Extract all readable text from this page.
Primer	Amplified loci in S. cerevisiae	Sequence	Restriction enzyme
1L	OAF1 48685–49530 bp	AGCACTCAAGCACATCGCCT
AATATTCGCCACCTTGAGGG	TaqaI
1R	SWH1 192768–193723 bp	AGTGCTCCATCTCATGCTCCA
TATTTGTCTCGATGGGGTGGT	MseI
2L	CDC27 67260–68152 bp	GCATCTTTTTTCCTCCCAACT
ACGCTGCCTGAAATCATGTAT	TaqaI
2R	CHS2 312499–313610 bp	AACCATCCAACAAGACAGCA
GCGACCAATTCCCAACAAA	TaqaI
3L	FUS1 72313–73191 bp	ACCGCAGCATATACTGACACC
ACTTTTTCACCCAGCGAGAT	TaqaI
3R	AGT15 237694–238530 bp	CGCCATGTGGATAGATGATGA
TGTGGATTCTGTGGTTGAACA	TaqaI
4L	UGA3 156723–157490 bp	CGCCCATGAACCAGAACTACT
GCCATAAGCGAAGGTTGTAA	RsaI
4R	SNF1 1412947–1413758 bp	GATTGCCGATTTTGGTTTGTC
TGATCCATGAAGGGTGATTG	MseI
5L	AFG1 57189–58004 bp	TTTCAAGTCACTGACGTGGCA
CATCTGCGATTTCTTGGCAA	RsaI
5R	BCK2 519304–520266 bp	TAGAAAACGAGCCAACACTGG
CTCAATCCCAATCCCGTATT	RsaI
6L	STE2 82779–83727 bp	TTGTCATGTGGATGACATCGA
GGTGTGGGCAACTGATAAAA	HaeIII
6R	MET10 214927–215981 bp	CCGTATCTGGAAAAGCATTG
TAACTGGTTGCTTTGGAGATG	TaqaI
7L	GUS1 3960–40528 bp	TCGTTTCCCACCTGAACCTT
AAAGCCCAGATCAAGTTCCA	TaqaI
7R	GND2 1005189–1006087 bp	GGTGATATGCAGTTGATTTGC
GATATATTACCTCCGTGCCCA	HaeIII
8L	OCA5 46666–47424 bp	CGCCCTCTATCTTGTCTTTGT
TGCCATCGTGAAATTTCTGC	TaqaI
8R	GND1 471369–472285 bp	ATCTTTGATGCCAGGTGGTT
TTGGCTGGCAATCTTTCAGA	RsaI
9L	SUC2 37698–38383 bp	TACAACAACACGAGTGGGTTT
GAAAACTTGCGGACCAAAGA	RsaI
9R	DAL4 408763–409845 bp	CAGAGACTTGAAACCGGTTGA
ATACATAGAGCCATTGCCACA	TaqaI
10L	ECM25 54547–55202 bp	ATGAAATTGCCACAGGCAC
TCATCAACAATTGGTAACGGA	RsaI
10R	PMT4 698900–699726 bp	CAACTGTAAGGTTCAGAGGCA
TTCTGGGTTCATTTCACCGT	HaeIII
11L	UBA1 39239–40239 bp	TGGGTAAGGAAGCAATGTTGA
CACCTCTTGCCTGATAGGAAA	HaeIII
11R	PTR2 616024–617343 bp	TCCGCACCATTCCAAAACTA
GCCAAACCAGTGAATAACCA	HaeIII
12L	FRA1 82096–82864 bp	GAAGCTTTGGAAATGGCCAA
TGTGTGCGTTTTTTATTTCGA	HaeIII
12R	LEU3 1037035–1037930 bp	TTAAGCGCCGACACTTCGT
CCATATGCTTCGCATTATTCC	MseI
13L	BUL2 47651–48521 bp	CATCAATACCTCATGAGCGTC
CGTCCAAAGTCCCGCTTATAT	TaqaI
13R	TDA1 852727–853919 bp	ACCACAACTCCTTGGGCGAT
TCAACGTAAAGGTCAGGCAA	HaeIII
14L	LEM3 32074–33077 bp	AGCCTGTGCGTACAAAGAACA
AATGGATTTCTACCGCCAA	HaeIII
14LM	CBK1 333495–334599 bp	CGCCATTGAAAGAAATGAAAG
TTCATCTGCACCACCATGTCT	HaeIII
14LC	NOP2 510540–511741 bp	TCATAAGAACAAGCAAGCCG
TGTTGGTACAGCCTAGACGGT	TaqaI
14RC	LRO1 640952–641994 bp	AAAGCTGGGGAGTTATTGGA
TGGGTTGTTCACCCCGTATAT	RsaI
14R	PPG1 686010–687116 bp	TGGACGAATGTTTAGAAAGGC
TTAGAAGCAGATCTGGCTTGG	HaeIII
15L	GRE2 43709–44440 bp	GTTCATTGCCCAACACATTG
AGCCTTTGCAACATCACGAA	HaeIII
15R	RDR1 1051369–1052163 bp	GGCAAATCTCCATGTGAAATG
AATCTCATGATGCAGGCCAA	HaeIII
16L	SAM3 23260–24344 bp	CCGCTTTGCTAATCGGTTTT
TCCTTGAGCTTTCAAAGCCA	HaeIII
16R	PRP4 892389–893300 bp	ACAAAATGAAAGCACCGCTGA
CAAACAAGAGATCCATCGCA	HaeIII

-.-.-

» WHAT YOU HAVE TO DO
Total up the lines in the listing above that include "TaqaI". Give the number by itself.

» EXPECTED OUTPUT
11